Problem requirements » Output each entry exactly; skip nothing.

# # # #

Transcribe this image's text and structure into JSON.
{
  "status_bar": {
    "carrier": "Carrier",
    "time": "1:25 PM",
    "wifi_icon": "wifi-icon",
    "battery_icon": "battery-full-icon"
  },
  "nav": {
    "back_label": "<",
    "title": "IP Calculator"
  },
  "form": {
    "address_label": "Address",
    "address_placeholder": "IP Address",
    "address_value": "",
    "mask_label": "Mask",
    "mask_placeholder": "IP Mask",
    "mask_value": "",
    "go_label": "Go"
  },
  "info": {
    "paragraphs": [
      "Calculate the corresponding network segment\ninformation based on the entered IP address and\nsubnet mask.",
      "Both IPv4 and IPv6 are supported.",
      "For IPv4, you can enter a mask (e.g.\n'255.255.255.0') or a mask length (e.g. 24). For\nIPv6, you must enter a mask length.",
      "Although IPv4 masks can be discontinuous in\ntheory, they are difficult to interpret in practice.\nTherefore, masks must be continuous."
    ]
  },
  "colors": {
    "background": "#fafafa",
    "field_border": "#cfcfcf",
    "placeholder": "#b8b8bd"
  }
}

# # # #

Answer to the task »
Transcribe this image's text and structure into JSON.
{
  "status_bar": {
    "carrier": "Carrier",
    "time": "1:25 PM",
    "wifi_icon": "wifi-icon",
    "battery_icon": "battery-full-icon"
  },
  "nav": {
    "back_label": "<",
    "title": "IP Calculator"
  },
  "form": {
    "address_label": "Address",
    "address_placeholder": "IP Address",
    "address_value": "",
    "mask_label": "Mask",
    "mask_placeholder": "IP Mask",
    "mask_value": "",
    "go_label": "Go"
  },
  "info": {
    "paragraphs": [
      "Calculate the corresponding network segment\ninformation based on the entered IP address and\nsubnet mask.",
      "Both IPv4 and IPv6 are supported.",
      "For IPv4, you can enter a mask (e.g.\n'255.255.255.0') or a mask length (e.g. 24). For\nIPv6, you must enter a mask length.",
      "Although IPv4 masks can be discontinuous in\ntheory, they are difficult to interpret in practice.\nTherefore, masks must be continuous."
    ]
  },
  "colors": {
    "background": "#fafafa",
    "field_border": "#cfcfcf",
    "placeholder": "#b8b8bd"
  }
}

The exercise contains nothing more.